What is being asked:
Reproduce the complete listing without any deviation.

— start —

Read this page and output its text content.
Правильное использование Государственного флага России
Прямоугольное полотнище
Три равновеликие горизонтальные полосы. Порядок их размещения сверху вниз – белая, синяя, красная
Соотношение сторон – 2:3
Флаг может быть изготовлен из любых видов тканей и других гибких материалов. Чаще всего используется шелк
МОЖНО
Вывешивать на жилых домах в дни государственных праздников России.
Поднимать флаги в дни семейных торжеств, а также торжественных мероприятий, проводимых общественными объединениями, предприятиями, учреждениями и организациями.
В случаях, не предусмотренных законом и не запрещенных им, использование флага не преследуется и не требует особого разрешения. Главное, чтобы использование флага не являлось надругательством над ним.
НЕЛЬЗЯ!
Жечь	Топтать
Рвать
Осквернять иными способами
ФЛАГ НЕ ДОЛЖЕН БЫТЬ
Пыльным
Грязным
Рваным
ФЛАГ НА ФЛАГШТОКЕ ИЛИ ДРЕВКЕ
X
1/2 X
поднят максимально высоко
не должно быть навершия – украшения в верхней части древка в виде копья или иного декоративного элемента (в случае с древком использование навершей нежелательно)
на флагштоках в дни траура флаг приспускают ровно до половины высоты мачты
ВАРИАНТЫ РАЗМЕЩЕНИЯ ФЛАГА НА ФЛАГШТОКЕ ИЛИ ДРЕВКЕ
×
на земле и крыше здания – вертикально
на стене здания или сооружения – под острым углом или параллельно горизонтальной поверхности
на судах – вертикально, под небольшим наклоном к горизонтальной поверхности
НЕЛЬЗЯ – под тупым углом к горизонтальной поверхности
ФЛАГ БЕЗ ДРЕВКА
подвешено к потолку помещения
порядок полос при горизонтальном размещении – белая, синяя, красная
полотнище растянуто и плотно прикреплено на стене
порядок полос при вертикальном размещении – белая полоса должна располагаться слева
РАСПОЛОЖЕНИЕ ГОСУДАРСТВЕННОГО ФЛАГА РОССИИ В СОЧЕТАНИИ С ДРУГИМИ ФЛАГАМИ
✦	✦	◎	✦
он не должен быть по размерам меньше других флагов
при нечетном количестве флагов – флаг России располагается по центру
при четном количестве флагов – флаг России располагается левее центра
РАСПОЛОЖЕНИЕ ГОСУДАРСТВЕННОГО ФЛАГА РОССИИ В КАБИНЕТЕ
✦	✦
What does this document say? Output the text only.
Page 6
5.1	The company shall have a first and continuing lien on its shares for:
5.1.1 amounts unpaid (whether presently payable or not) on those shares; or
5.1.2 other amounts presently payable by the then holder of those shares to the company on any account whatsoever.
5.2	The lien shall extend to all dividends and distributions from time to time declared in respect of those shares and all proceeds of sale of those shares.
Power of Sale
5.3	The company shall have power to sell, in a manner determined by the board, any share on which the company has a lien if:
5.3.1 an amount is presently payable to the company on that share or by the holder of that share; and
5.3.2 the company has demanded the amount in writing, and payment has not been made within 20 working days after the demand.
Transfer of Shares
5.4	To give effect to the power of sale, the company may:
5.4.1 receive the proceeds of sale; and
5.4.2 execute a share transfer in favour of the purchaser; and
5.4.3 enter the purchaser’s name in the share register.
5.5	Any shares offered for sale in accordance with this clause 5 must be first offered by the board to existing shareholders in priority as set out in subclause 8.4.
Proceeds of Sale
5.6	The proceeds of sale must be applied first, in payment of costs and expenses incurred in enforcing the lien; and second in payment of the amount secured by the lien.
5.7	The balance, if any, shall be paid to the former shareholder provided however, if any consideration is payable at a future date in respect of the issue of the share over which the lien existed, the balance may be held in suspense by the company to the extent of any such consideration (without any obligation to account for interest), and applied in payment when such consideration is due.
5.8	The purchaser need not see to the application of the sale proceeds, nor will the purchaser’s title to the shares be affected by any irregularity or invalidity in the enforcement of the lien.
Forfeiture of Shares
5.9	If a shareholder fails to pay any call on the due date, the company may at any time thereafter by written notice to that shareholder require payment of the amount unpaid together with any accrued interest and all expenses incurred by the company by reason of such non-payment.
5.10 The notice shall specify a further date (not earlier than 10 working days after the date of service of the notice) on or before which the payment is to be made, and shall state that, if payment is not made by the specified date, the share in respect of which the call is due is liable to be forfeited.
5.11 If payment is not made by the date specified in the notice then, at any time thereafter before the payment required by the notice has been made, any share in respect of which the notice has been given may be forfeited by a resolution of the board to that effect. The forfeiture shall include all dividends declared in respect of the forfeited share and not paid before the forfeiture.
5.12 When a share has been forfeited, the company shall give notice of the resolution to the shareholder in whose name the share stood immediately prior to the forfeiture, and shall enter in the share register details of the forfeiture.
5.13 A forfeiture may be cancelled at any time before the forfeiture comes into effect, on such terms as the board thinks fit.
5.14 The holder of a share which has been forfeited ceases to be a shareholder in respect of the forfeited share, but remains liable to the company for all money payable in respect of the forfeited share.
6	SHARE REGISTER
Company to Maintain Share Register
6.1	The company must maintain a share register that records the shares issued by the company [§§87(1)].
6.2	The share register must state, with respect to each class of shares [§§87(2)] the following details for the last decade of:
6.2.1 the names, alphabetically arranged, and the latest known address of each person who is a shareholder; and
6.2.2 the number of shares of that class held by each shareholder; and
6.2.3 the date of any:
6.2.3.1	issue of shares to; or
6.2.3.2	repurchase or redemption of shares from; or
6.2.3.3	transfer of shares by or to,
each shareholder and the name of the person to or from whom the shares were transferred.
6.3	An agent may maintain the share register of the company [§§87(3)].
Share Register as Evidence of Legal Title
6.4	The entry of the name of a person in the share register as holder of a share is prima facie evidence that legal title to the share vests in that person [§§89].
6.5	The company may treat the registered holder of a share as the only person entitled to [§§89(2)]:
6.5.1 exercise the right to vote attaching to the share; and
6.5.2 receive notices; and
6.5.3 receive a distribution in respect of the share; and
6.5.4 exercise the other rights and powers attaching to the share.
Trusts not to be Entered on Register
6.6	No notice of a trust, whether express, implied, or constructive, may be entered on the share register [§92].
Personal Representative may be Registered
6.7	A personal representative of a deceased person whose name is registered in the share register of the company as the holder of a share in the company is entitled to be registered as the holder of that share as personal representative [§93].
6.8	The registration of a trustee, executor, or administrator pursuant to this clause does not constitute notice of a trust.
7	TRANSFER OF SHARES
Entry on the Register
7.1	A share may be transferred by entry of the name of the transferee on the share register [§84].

— end —

Written response:
Read this page and output its text content.
Правильное использование Государственного флага России
Прямоугольное полотнище
Три равновеликие горизонтальные полосы. Порядок их размещения сверху вниз – белая, синяя, красная
Соотношение сторон – 2:3
Флаг может быть изготовлен из любых видов тканей и других гибких материалов. Чаще всего используется шелк
МОЖНО
Вывешивать на жилых домах в дни государственных праздников России.
Поднимать флаги в дни семейных торжеств, а также торжественных мероприятий, проводимых общественными объединениями, предприятиями, учреждениями и организациями.
В случаях, не предусмотренных законом и не запрещенных им, использование флага не преследуется и не требует особого разрешения. Главное, чтобы использование флага не являлось надругательством над ним.
НЕЛЬЗЯ!
Жечь	Топтать
Рвать
Осквернять иными способами
ФЛАГ НЕ ДОЛЖЕН БЫТЬ
Пыльным
Грязным
Рваным
ФЛАГ НА ФЛАГШТОКЕ ИЛИ ДРЕВКЕ
X
1/2 X
поднят максимально высоко
не должно быть навершия – украшения в верхней части древка в виде копья или иного декоративного элемента (в случае с древком использование навершей нежелательно)
на флагштоках в дни траура флаг приспускают ровно до половины высоты мачты
ВАРИАНТЫ РАЗМЕЩЕНИЯ ФЛАГА НА ФЛАГШТОКЕ ИЛИ ДРЕВКЕ
×
на земле и крыше здания – вертикально
на стене здания или сооружения – под острым углом или параллельно горизонтальной поверхности
на судах – вертикально, под небольшим наклоном к горизонтальной поверхности
НЕЛЬЗЯ – под тупым углом к горизонтальной поверхности
ФЛАГ БЕЗ ДРЕВКА
подвешено к потолку помещения
порядок полос при горизонтальном размещении – белая, синяя, красная
полотнище растянуто и плотно прикреплено на стене
порядок полос при вертикальном размещении – белая полоса должна располагаться слева
РАСПОЛОЖЕНИЕ ГОСУДАРСТВЕННОГО ФЛАГА РОССИИ В СОЧЕТАНИИ С ДРУГИМИ ФЛАГАМИ
✦	✦	◎	✦
он не должен быть по размерам меньше других флагов
при нечетном количестве флагов – флаг России располагается по центру
при четном количестве флагов – флаг России располагается левее центра
РАСПОЛОЖЕНИЕ ГОСУДАРСТВЕННОГО ФЛАГА РОССИИ В КАБИНЕТЕ
✦	✦
What does this document say? Output the text only.
Page 6
5.1	The company shall have a first and continuing lien on its shares for:
5.1.1 amounts unpaid (whether presently payable or not) on those shares; or
5.1.2 other amounts presently payable by the then holder of those shares to the company on any account whatsoever.
5.2	The lien shall extend to all dividends and distributions from time to time declared in respect of those shares and all proceeds of sale of those shares.
Power of Sale
5.3	The company shall have power to sell, in a manner determined by the board, any share on which the company has a lien if:
5.3.1 an amount is presently payable to the company on that share or by the holder of that share; and
5.3.2 the company has demanded the amount in writing, and payment has not been made within 20 working days after the demand.
Transfer of Shares
5.4	To give effect to the power of sale, the company may:
5.4.1 receive the proceeds of sale; and
5.4.2 execute a share transfer in favour of the purchaser; and
5.4.3 enter the purchaser’s name in the share register.
5.5	Any shares offered for sale in accordance with this clause 5 must be first offered by the board to existing shareholders in priority as set out in subclause 8.4.
Proceeds of Sale
5.6	The proceeds of sale must be applied first, in payment of costs and expenses incurred in enforcing the lien; and second in payment of the amount secured by the lien.
5.7	The balance, if any, shall be paid to the former shareholder provided however, if any consideration is payable at a future date in respect of the issue of the share over which the lien existed, the balance may be held in suspense by the company to the extent of any such consideration (without any obligation to account for interest), and applied in payment when such consideration is due.
5.8	The purchaser need not see to the application of the sale proceeds, nor will the purchaser’s title to the shares be affected by any irregularity or invalidity in the enforcement of the lien.
Forfeiture of Shares
5.9	If a shareholder fails to pay any call on the due date, the company may at any time thereafter by written notice to that shareholder require payment of the amount unpaid together with any accrued interest and all expenses incurred by the company by reason of such non-payment.
5.10 The notice shall specify a further date (not earlier than 10 working days after the date of service of the notice) on or before which the payment is to be made, and shall state that, if payment is not made by the specified date, the share in respect of which the call is due is liable to be forfeited.
5.11 If payment is not made by the date specified in the notice then, at any time thereafter before the payment required by the notice has been made, any share in respect of which the notice has been given may be forfeited by a resolution of the board to that effect. The forfeiture shall include all dividends declared in respect of the forfeited share and not paid before the forfeiture.
5.12 When a share has been forfeited, the company shall give notice of the resolution to the shareholder in whose name the share stood immediately prior to the forfeiture, and shall enter in the share register details of the forfeiture.
5.13 A forfeiture may be cancelled at any time before the forfeiture comes into effect, on such terms as the board thinks fit.
5.14 The holder of a share which has been forfeited ceases to be a shareholder in respect of the forfeited share, but remains liable to the company for all money payable in respect of the forfeited share.
6	SHARE REGISTER
Company to Maintain Share Register
6.1	The company must maintain a share register that records the shares issued by the company [§§87(1)].
6.2	The share register must state, with respect to each class of shares [§§87(2)] the following details for the last decade of:
6.2.1 the names, alphabetically arranged, and the latest known address of each person who is a shareholder; and
6.2.2 the number of shares of that class held by each shareholder; and
6.2.3 the date of any:
6.2.3.1	issue of shares to; or
6.2.3.2	repurchase or redemption of shares from; or
6.2.3.3	transfer of shares by or to,
each shareholder and the name of the person to or from whom the shares were transferred.
6.3	An agent may maintain the share register of the company [§§87(3)].
Share Register as Evidence of Legal Title
6.4	The entry of the name of a person in the share register as holder of a share is prima facie evidence that legal title to the share vests in that person [§§89].
6.5	The company may treat the registered holder of a share as the only person entitled to [§§89(2)]:
6.5.1 exercise the right to vote attaching to the share; and
6.5.2 receive notices; and
6.5.3 receive a distribution in respect of the share; and
6.5.4 exercise the other rights and powers attaching to the share.
Trusts not to be Entered on Register
6.6	No notice of a trust, whether express, implied, or constructive, may be entered on the share register [§92].
Personal Representative may be Registered
6.7	A personal representative of a deceased person whose name is registered in the share register of the company as the holder of a share in the company is entitled to be registered as the holder of that share as personal representative [§93].
6.8	The registration of a trustee, executor, or administrator pursuant to this clause does not constitute notice of a trust.
7	TRANSFER OF SHARES
Entry on the Register
7.1	A share may be transferred by entry of the name of the transferee on the share register [§84].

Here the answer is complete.